### WHAT THIS TASK INVOLVES
All of the material below is to be returned exactly.

(Dataset excerpts)
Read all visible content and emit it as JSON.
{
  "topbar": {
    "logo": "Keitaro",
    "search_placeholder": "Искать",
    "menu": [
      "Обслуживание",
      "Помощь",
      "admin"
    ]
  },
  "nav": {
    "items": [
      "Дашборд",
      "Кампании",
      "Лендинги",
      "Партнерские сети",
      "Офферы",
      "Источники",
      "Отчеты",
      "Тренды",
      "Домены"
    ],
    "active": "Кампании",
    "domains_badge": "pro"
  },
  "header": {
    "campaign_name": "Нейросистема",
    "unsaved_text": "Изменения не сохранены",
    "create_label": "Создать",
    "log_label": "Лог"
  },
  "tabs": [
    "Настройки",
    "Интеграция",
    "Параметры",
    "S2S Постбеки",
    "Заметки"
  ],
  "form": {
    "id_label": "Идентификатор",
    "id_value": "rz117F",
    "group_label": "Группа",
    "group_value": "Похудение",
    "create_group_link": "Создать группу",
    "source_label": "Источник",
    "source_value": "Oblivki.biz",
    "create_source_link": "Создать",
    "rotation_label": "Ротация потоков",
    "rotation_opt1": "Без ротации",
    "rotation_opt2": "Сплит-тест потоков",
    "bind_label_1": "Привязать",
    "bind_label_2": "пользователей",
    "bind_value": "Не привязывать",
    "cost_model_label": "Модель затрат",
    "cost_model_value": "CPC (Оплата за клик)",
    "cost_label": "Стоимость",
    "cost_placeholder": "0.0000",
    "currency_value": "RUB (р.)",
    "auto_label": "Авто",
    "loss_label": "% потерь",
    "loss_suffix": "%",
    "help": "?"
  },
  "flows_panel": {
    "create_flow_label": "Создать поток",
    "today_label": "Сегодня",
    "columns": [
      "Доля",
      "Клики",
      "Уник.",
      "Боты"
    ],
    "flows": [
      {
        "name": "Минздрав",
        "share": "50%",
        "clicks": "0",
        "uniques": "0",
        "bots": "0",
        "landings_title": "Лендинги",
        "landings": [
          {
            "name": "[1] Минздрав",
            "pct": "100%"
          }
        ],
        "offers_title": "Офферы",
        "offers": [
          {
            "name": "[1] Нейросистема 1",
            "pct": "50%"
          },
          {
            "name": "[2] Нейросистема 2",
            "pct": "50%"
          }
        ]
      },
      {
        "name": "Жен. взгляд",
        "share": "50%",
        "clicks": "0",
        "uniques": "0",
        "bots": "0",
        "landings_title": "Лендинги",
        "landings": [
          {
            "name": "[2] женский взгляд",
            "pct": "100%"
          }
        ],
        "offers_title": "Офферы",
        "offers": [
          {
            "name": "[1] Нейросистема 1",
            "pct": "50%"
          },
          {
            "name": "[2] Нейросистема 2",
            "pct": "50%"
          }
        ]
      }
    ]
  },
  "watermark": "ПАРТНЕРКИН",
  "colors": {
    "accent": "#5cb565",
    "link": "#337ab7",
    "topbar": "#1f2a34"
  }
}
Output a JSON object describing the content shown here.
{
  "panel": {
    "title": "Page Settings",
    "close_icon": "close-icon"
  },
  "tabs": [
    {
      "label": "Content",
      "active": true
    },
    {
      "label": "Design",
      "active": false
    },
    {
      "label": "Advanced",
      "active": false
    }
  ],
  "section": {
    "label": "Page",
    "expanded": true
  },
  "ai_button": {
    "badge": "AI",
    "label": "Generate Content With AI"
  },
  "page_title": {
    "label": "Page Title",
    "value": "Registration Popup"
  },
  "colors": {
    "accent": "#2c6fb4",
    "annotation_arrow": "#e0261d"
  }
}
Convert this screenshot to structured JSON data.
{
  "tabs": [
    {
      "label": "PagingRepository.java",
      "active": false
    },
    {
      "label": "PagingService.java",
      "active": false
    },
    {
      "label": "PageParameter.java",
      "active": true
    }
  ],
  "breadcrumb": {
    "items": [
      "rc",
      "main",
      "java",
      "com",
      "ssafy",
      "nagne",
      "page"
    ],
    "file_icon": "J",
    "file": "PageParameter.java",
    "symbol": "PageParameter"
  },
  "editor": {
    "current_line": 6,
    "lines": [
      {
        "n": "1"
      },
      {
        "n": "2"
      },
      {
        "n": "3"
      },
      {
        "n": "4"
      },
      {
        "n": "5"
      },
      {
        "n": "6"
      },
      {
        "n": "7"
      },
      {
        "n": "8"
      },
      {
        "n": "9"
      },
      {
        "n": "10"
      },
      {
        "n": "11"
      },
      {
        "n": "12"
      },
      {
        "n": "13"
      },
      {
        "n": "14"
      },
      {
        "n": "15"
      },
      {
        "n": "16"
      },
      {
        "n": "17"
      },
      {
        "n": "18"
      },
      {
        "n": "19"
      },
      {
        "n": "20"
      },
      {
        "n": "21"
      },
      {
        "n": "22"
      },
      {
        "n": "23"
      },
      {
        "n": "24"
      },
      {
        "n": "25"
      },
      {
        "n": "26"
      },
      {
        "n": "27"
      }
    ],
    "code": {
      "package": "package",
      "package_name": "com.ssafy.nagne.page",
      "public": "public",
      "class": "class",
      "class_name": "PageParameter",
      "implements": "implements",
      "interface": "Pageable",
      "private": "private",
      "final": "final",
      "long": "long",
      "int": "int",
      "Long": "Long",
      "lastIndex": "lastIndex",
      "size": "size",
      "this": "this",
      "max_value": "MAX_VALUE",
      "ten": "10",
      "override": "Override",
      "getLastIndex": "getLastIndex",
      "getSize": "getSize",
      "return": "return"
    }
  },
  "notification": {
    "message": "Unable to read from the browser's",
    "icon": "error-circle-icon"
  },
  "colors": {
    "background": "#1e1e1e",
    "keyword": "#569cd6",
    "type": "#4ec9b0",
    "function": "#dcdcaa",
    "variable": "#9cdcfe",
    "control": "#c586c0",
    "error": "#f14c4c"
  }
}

### FINISHED TASK
Read all visible content and emit it as JSON.
{
  "topbar": {
    "logo": "Keitaro",
    "search_placeholder": "Искать",
    "menu": [
      "Обслуживание",
      "Помощь",
      "admin"
    ]
  },
  "nav": {
    "items": [
      "Дашборд",
      "Кампании",
      "Лендинги",
      "Партнерские сети",
      "Офферы",
      "Источники",
      "Отчеты",
      "Тренды",
      "Домены"
    ],
    "active": "Кампании",
    "domains_badge": "pro"
  },
  "header": {
    "campaign_name": "Нейросистема",
    "unsaved_text": "Изменения не сохранены",
    "create_label": "Создать",
    "log_label": "Лог"
  },
  "tabs": [
    "Настройки",
    "Интеграция",
    "Параметры",
    "S2S Постбеки",
    "Заметки"
  ],
  "form": {
    "id_label": "Идентификатор",
    "id_value": "rz117F",
    "group_label": "Группа",
    "group_value": "Похудение",
    "create_group_link": "Создать группу",
    "source_label": "Источник",
    "source_value": "Oblivki.biz",
    "create_source_link": "Создать",
    "rotation_label": "Ротация потоков",
    "rotation_opt1": "Без ротации",
    "rotation_opt2": "Сплит-тест потоков",
    "bind_label_1": "Привязать",
    "bind_label_2": "пользователей",
    "bind_value": "Не привязывать",
    "cost_model_label": "Модель затрат",
    "cost_model_value": "CPC (Оплата за клик)",
    "cost_label": "Стоимость",
    "cost_placeholder": "0.0000",
    "currency_value": "RUB (р.)",
    "auto_label": "Авто",
    "loss_label": "% потерь",
    "loss_suffix": "%",
    "help": "?"
  },
  "flows_panel": {
    "create_flow_label": "Создать поток",
    "today_label": "Сегодня",
    "columns": [
      "Доля",
      "Клики",
      "Уник.",
      "Боты"
    ],
    "flows": [
      {
        "name": "Минздрав",
        "share": "50%",
        "clicks": "0",
        "uniques": "0",
        "bots": "0",
        "landings_title": "Лендинги",
        "landings": [
          {
            "name": "[1] Минздрав",
            "pct": "100%"
          }
        ],
        "offers_title": "Офферы",
        "offers": [
          {
            "name": "[1] Нейросистема 1",
            "pct": "50%"
          },
          {
            "name": "[2] Нейросистема 2",
            "pct": "50%"
          }
        ]
      },
      {
        "name": "Жен. взгляд",
        "share": "50%",
        "clicks": "0",
        "uniques": "0",
        "bots": "0",
        "landings_title": "Лендинги",
        "landings": [
          {
            "name": "[2] женский взгляд",
            "pct": "100%"
          }
        ],
        "offers_title": "Офферы",
        "offers": [
          {
            "name": "[1] Нейросистема 1",
            "pct": "50%"
          },
          {
            "name": "[2] Нейросистема 2",
            "pct": "50%"
          }
        ]
      }
    ]
  },
  "watermark": "ПАРТНЕРКИН",
  "colors": {
    "accent": "#5cb565",
    "link": "#337ab7",
    "topbar": "#1f2a34"
  }
}
Output a JSON object describing the content shown here.
{
  "panel": {
    "title": "Page Settings",
    "close_icon": "close-icon"
  },
  "tabs": [
    {
      "label": "Content",
      "active": true
    },
    {
      "label": "Design",
      "active": false
    },
    {
      "label": "Advanced",
      "active": false
    }
  ],
  "section": {
    "label": "Page",
    "expanded": true
  },
  "ai_button": {
    "badge": "AI",
    "label": "Generate Content With AI"
  },
  "page_title": {
    "label": "Page Title",
    "value": "Registration Popup"
  },
  "colors": {
    "accent": "#2c6fb4",
    "annotation_arrow": "#e0261d"
  }
}
Convert this screenshot to structured JSON data.
{
  "tabs": [
    {
      "label": "PagingRepository.java",
      "active": false
    },
    {
      "label": "PagingService.java",
      "active": false
    },
    {
      "label": "PageParameter.java",
      "active": true
    }
  ],
  "breadcrumb": {
    "items": [
      "rc",
      "main",
      "java",
      "com",
      "ssafy",
      "nagne",
      "page"
    ],
    "file_icon": "J",
    "file": "PageParameter.java",
    "symbol": "PageParameter"
  },
  "editor": {
    "current_line": 6,
    "lines": [
      {
        "n": "1"
      },
      {
        "n": "2"
      },
      {
        "n": "3"
      },
      {
        "n": "4"
      },
      {
        "n": "5"
      },
      {
        "n": "6"
      },
      {
        "n": "7"
      },
      {
        "n": "8"
      },
      {
        "n": "9"
      },
      {
        "n": "10"
      },
      {
        "n": "11"
      },
      {
        "n": "12"
      },
      {
        "n": "13"
      },
      {
        "n": "14"
      },
      {
        "n": "15"
      },
      {
        "n": "16"
      },
      {
        "n": "17"
      },
      {
        "n": "18"
      },
      {
        "n": "19"
      },
      {
        "n": "20"
      },
      {
        "n": "21"
      },
      {
        "n": "22"
      },
      {
        "n": "23"
      },
      {
        "n": "24"
      },
      {
        "n": "25"
      },
      {
        "n": "26"
      },
      {
        "n": "27"
      }
    ],
    "code": {
      "package": "package",
      "package_name": "com.ssafy.nagne.page",
      "public": "public",
      "class": "class",
      "class_name": "PageParameter",
      "implements": "implements",
      "interface": "Pageable",
      "private": "private",
      "final": "final",
      "long": "long",
      "int": "int",
      "Long": "Long",
      "lastIndex": "lastIndex",
      "size": "size",
      "this": "this",
      "max_value": "MAX_VALUE",
      "ten": "10",
      "override": "Override",
      "getLastIndex": "getLastIndex",
      "getSize": "getSize",
      "return": "return"
    }
  },
  "notification": {
    "message": "Unable to read from the browser's",
    "icon": "error-circle-icon"
  },
  "colors": {
    "background": "#1e1e1e",
    "keyword": "#569cd6",
    "type": "#4ec9b0",
    "function": "#dcdcaa",
    "variable": "#9cdcfe",
    "control": "#c586c0",
    "error": "#f14c4c"
  }
}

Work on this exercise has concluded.